## TASK GOAL
From the listing that follows, output everything exactly except the pictures.

## PROVIDED INFORMATION
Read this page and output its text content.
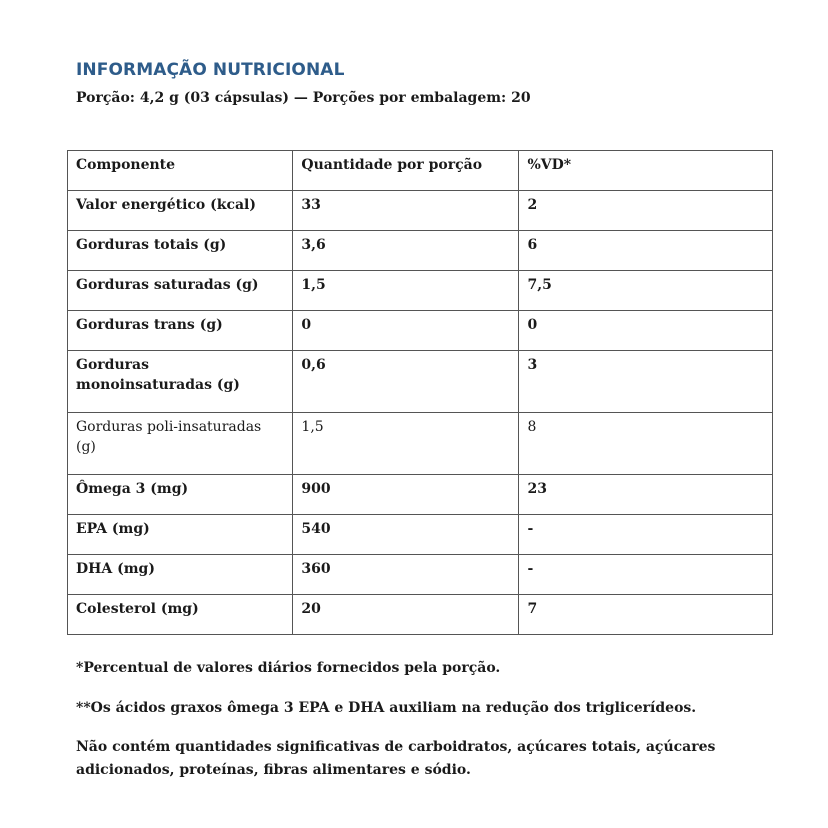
INFORMAÇÃO NUTRICIONAL
Porção: 4,2 g (03 cápsulas) — Porções por embalagem: 20
Componente	Quantidade por porção	%VD*
Valor energético (kcal)	33	2
Gorduras totais (g)	3,6	6
Gorduras saturadas (g)	1,5	7,5
Gorduras trans (g)	0	0
Gorduras monoinsaturadas (g)	0,6	3
Gorduras poli-insaturadas (g)	1,5	8
Ômega 3 (mg)	900	23
EPA (mg)	540	-
DHA (mg)	360	-
Colesterol (mg)	20	7
*Percentual de valores diários fornecidos pela porção.
**Os ácidos graxos ômega 3 EPA e DHA auxiliam na redução dos triglicerídeos.
Não contém quantidades significativas de carboidratos, açúcares totais, açúcares adicionados, proteínas, fibras alimentares e sódio.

## EXERCISE RESPONSE
Read this page and output its text content.
INFORMAÇÃO NUTRICIONAL
Porção: 4,2 g (03 cápsulas) — Porções por embalagem: 20
Componente	Quantidade por porção	%VD*
Valor energético (kcal)	33	2
Gorduras totais (g)	3,6	6
Gorduras saturadas (g)	1,5	7,5
Gorduras trans (g)	0	0
Gorduras monoinsaturadas (g)	0,6	3
Gorduras poli-insaturadas (g)	1,5	8
Ômega 3 (mg)	900	23
EPA (mg)	540	-
DHA (mg)	360	-
Colesterol (mg)	20	7
*Percentual de valores diários fornecidos pela porção.
**Os ácidos graxos ômega 3 EPA e DHA auxiliam na redução dos triglicerídeos.
Não contém quantidades significativas de carboidratos, açúcares totais, açúcares adicionados, proteínas, fibras alimentares e sódio.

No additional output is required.